▸ **Work to be completed**:
In the entries below, how many lines contain the string "JSON"? Give the number by itself.

Input records Start Marker

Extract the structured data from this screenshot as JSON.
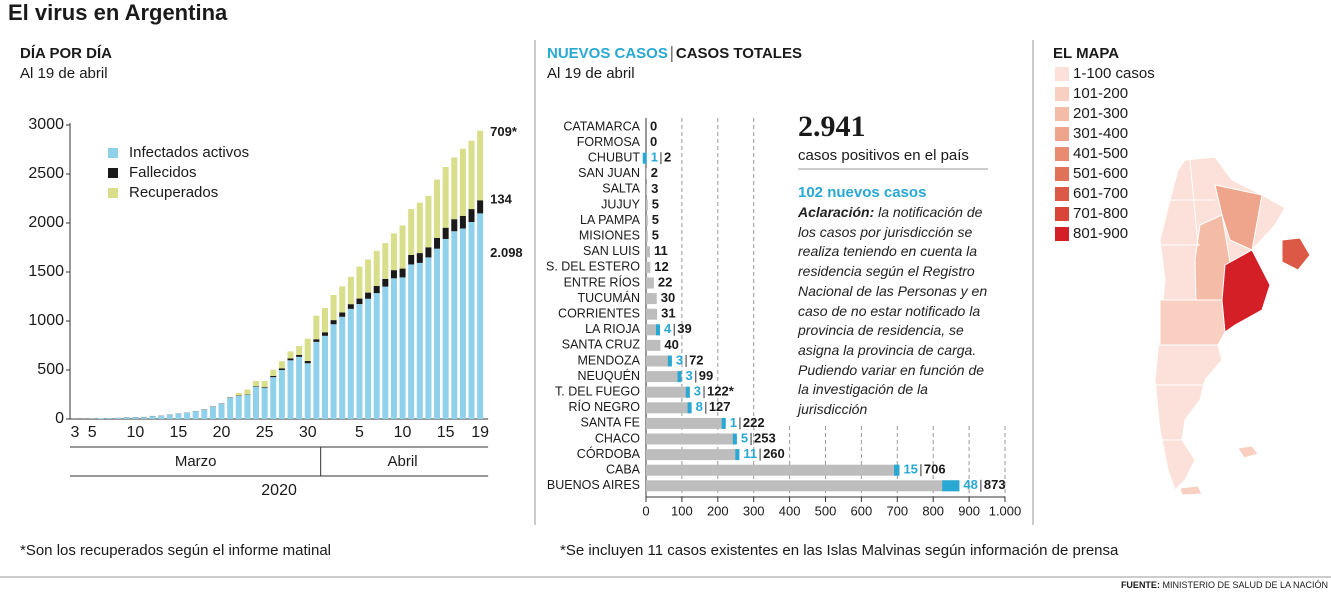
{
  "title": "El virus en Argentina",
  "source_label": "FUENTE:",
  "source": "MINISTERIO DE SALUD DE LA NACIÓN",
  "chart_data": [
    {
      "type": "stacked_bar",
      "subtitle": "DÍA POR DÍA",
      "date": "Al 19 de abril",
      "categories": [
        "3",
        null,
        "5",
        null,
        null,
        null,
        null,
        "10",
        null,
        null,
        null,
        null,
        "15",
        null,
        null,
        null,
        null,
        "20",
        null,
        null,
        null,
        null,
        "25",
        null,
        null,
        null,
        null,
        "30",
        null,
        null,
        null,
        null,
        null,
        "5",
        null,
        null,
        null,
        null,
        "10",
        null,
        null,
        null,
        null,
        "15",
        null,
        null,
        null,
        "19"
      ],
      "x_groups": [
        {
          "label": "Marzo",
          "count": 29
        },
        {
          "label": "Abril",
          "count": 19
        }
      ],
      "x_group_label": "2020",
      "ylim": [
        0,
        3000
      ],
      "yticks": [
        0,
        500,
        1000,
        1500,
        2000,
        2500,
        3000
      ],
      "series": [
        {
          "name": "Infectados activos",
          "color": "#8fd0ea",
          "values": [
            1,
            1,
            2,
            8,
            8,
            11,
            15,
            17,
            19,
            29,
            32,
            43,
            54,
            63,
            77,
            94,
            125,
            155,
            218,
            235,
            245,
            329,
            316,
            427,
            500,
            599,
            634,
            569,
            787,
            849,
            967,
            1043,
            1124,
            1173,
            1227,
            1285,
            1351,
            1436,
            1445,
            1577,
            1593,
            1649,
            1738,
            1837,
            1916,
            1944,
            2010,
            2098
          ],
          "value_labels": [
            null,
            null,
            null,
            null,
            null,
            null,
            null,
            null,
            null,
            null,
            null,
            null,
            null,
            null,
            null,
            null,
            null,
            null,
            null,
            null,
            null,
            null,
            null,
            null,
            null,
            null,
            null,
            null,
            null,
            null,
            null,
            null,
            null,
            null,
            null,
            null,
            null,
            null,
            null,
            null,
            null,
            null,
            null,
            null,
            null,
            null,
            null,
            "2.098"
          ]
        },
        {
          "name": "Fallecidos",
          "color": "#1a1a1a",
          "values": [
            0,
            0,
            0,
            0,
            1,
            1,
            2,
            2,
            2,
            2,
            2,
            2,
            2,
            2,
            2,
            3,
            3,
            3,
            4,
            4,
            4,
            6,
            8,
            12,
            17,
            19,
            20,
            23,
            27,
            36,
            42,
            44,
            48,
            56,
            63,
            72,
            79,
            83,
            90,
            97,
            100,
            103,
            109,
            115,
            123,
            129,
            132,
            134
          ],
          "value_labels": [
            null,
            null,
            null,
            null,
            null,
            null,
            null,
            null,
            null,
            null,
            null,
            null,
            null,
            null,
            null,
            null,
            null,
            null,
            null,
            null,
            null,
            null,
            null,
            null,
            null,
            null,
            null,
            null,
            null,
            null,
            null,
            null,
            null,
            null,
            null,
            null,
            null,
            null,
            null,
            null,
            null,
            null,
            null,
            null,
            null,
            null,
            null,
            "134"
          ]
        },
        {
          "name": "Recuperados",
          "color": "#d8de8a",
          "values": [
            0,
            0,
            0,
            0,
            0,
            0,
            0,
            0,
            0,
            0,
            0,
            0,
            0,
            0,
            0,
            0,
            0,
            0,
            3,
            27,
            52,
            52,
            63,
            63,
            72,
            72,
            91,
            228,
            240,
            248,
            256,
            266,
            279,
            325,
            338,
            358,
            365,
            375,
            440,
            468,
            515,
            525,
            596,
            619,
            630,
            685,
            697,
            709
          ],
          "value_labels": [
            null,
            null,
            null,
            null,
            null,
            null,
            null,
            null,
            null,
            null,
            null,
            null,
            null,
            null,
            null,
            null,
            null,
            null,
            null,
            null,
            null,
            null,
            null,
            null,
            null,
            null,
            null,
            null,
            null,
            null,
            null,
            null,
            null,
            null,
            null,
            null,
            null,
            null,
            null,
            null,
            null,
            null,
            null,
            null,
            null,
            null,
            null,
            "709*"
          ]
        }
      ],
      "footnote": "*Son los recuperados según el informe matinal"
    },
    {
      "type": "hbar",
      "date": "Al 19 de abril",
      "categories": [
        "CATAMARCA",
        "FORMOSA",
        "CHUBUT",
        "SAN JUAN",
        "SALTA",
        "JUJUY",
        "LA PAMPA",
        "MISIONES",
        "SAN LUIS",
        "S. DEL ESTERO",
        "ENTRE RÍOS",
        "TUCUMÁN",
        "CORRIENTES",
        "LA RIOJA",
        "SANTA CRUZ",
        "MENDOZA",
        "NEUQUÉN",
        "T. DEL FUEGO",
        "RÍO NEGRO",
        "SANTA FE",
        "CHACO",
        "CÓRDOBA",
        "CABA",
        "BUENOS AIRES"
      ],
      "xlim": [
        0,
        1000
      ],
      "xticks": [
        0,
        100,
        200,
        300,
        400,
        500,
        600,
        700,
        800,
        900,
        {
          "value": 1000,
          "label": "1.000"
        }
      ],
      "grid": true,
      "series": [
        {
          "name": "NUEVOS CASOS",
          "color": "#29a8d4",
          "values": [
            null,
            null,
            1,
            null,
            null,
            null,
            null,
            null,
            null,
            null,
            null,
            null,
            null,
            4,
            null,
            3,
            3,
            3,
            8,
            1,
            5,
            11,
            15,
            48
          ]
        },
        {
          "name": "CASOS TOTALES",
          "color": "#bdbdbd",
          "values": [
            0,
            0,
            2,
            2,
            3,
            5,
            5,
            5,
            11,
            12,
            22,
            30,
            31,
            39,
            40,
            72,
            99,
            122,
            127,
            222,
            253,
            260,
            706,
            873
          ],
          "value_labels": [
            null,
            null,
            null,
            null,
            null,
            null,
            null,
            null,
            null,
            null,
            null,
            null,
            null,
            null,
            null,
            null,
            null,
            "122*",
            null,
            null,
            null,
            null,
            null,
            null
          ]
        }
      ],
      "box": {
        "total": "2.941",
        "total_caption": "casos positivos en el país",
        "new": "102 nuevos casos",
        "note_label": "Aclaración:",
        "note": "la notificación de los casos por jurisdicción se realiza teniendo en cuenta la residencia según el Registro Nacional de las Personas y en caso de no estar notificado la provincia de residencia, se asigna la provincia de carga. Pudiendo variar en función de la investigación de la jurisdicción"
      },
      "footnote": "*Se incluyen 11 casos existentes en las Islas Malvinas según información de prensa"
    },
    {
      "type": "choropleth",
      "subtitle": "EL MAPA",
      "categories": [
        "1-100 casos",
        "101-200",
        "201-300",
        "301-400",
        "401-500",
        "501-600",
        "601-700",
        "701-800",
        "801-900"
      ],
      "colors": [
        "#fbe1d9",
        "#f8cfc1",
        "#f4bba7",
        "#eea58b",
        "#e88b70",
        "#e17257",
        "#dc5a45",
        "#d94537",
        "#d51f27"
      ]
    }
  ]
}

Input records End Marker
Input records Start Marker

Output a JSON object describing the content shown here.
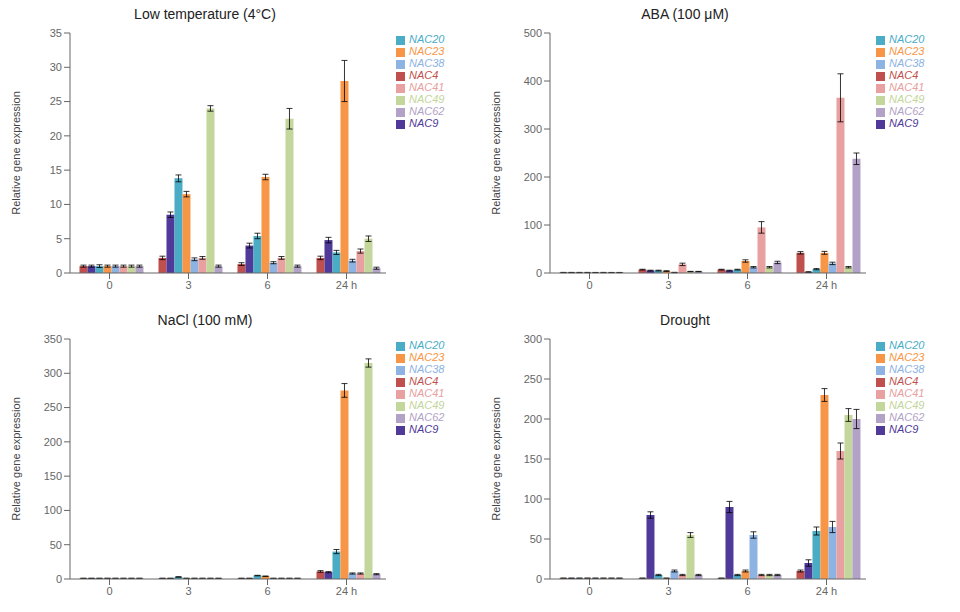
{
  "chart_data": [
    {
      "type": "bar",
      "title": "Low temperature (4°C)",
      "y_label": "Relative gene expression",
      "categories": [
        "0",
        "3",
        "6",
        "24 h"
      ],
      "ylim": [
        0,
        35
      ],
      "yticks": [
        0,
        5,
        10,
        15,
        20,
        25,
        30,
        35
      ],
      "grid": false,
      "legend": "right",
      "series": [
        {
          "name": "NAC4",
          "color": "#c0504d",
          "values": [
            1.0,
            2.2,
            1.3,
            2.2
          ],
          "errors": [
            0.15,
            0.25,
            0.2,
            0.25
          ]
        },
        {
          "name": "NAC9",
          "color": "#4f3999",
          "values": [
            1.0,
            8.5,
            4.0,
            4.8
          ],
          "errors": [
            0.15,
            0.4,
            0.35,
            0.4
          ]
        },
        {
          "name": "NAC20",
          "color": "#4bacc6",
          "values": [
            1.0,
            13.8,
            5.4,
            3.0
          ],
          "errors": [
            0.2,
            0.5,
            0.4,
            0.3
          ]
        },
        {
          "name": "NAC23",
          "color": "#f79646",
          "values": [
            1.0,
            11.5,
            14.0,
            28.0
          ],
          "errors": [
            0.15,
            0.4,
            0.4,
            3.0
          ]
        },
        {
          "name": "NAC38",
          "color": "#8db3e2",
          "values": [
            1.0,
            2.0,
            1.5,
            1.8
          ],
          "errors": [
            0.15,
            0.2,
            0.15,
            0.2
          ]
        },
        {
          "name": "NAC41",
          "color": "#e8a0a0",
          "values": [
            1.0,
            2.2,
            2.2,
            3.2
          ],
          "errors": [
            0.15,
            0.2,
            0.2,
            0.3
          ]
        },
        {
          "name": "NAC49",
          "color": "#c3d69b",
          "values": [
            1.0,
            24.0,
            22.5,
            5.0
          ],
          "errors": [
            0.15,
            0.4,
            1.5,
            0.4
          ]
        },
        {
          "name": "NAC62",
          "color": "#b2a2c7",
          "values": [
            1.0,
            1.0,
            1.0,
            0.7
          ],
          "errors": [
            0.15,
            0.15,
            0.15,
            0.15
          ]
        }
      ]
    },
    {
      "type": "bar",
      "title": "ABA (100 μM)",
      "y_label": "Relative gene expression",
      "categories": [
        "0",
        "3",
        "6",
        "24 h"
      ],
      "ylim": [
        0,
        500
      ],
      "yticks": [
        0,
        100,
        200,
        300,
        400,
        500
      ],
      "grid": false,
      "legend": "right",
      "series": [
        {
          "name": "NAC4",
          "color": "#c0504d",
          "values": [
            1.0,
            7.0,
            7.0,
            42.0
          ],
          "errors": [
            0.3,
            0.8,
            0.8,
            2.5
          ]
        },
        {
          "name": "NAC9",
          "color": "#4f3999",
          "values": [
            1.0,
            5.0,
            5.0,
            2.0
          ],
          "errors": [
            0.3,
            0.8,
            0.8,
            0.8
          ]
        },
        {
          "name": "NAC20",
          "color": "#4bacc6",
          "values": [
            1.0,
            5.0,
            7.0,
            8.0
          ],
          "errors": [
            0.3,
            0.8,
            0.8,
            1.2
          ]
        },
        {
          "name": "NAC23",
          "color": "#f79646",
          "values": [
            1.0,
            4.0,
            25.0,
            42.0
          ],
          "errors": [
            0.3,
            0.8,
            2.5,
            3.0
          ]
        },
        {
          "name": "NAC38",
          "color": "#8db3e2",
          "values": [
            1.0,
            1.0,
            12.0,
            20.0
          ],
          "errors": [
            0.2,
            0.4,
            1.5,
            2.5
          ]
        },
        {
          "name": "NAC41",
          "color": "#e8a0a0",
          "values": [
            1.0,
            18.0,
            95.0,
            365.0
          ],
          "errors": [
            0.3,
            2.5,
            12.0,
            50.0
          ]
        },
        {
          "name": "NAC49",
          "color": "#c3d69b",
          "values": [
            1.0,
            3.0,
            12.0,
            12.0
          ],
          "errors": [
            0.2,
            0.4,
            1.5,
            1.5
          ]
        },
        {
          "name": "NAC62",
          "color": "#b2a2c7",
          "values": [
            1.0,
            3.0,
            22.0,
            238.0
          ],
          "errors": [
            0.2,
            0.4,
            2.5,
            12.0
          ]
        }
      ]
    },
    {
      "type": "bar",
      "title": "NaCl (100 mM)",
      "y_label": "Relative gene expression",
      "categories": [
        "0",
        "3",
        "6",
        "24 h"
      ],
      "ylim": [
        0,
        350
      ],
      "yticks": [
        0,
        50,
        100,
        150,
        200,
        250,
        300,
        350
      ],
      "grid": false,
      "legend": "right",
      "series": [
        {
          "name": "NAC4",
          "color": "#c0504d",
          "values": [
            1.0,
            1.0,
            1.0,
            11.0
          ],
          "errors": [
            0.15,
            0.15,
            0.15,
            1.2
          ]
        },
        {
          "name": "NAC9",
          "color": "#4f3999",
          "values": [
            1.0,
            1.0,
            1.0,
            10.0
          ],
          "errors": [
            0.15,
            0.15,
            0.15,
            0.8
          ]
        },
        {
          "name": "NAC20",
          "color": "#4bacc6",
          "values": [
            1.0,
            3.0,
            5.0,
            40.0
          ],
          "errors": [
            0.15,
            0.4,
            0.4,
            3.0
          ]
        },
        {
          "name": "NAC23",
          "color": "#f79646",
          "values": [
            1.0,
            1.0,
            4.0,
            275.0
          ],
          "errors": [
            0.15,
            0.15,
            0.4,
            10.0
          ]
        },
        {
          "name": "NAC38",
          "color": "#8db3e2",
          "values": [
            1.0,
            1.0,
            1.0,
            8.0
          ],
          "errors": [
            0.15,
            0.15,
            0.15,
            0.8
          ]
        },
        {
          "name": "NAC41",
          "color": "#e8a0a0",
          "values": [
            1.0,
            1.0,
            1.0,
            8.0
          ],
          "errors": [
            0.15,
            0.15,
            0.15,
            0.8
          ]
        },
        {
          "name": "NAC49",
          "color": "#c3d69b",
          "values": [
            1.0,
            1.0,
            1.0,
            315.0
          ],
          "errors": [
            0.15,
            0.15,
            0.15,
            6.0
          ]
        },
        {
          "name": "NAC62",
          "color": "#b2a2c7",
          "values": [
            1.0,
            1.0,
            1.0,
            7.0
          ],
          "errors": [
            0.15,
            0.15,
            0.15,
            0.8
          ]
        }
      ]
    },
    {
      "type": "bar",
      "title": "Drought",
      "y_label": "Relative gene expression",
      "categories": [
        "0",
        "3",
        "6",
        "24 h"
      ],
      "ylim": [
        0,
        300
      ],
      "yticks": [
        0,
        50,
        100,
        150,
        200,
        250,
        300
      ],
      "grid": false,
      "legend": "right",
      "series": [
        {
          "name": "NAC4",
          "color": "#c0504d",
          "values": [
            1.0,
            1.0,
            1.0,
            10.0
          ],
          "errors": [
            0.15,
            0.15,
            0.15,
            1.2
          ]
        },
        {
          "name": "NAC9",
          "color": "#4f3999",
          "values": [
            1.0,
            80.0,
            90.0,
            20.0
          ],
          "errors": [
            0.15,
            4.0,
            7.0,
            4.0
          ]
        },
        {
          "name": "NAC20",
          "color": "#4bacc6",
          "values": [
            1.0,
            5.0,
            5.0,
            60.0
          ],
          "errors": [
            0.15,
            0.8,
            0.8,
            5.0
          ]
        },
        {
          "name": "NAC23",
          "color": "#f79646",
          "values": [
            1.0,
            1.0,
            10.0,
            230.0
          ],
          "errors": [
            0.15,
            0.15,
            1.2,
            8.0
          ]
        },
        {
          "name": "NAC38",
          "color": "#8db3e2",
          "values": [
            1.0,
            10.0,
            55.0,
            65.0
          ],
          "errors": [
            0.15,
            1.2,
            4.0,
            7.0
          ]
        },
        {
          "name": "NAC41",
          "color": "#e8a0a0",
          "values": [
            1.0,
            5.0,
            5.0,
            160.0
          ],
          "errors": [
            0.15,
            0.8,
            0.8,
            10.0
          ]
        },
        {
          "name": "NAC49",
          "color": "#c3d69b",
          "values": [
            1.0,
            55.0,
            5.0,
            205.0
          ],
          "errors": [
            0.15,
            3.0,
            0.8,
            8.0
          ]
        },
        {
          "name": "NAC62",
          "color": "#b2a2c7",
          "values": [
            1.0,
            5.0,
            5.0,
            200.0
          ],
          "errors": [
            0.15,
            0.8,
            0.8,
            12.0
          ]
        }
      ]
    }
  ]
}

Input records End Marker
Input records Start Marker

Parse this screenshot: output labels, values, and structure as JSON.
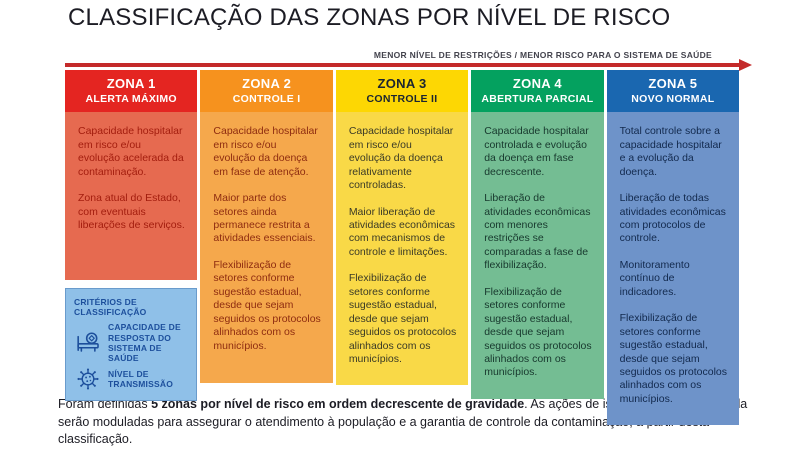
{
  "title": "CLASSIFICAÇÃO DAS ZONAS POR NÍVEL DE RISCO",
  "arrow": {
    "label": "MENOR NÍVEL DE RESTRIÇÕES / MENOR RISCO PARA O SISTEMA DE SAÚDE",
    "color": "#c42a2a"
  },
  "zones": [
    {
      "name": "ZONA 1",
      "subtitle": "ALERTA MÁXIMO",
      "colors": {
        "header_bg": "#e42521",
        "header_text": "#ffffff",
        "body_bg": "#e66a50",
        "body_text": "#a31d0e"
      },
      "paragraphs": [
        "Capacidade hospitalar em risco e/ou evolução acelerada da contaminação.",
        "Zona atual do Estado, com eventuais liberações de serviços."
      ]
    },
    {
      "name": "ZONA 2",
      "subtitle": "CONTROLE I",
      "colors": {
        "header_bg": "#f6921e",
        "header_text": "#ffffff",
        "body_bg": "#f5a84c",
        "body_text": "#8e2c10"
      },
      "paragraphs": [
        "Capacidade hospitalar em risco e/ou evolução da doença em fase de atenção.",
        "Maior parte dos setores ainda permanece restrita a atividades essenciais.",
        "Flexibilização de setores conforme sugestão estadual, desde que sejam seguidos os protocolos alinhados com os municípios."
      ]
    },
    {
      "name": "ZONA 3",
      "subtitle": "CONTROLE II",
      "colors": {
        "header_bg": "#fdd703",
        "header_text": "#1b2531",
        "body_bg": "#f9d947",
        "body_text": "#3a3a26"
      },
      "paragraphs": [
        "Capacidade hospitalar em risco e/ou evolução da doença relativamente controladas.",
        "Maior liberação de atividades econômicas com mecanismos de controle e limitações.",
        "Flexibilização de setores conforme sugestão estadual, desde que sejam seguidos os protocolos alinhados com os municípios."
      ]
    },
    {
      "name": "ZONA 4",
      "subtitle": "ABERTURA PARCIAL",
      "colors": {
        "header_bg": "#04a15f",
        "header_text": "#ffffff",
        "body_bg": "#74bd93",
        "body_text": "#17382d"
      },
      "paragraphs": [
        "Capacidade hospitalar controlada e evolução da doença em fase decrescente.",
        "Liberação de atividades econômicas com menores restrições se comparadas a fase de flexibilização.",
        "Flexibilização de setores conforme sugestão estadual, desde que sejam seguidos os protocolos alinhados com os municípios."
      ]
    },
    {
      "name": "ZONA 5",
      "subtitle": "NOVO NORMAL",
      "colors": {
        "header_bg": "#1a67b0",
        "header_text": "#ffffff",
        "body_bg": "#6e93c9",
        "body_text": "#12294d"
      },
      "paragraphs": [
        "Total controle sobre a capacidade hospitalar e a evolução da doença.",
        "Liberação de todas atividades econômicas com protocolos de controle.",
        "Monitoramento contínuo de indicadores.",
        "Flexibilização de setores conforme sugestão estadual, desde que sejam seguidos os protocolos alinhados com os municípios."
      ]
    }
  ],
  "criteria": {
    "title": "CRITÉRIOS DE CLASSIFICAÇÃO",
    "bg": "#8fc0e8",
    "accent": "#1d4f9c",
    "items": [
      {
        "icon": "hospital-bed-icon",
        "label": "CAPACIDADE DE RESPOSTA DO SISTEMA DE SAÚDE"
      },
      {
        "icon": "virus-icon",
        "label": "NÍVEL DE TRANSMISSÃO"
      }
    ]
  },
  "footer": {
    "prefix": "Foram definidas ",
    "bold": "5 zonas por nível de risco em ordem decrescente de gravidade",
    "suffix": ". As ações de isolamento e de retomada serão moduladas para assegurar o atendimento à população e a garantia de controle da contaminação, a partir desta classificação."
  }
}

Input records End Marker

▸ **Written solution**:
3